• **Written exercise**
Reproduce all entries precisely as they are written.
+===+
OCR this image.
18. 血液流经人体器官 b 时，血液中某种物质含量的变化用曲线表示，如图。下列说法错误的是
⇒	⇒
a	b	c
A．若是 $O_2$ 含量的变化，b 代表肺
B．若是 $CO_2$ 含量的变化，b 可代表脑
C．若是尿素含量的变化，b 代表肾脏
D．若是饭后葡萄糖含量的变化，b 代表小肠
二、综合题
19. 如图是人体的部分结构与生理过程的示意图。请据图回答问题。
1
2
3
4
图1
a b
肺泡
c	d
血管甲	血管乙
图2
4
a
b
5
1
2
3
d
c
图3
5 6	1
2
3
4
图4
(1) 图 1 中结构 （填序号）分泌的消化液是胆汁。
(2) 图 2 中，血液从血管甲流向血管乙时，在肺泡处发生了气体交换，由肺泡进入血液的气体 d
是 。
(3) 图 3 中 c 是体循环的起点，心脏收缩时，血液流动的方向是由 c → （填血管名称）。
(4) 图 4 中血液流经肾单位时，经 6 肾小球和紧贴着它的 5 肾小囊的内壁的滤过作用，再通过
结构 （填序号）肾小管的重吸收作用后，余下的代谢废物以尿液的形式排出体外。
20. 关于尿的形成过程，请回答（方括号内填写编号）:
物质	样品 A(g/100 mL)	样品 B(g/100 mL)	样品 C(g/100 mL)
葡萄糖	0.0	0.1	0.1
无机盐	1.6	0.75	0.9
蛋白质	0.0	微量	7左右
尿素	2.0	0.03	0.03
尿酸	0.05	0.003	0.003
+===+
• **Answer in full**
OCR this image.
18. 血液流经人体器官 b 时，血液中某种物质含量的变化用曲线表示，如图。下列说法错误的是
⇒	⇒
a	b	c
A．若是 $O_2$ 含量的变化，b 代表肺
B．若是 $CO_2$ 含量的变化，b 可代表脑
C．若是尿素含量的变化，b 代表肾脏
D．若是饭后葡萄糖含量的变化，b 代表小肠
二、综合题
19. 如图是人体的部分结构与生理过程的示意图。请据图回答问题。
1
2
3
4
图1
a b
肺泡
c	d
血管甲	血管乙
图2
4
a
b
5
1
2
3
d
c
图3
5 6	1
2
3
4
图4
(1) 图 1 中结构 （填序号）分泌的消化液是胆汁。
(2) 图 2 中，血液从血管甲流向血管乙时，在肺泡处发生了气体交换，由肺泡进入血液的气体 d
是 。
(3) 图 3 中 c 是体循环的起点，心脏收缩时，血液流动的方向是由 c → （填血管名称）。
(4) 图 4 中血液流经肾单位时，经 6 肾小球和紧贴着它的 5 肾小囊的内壁的滤过作用，再通过
结构 （填序号）肾小管的重吸收作用后，余下的代谢废物以尿液的形式排出体外。
20. 关于尿的形成过程，请回答（方括号内填写编号）:
物质	样品 A(g/100 mL)	样品 B(g/100 mL)	样品 C(g/100 mL)
葡萄糖	0.0	0.1	0.1
无机盐	1.6	0.75	0.9
蛋白质	0.0	微量	7左右
尿素	2.0	0.03	0.03
尿酸	0.05	0.003	0.003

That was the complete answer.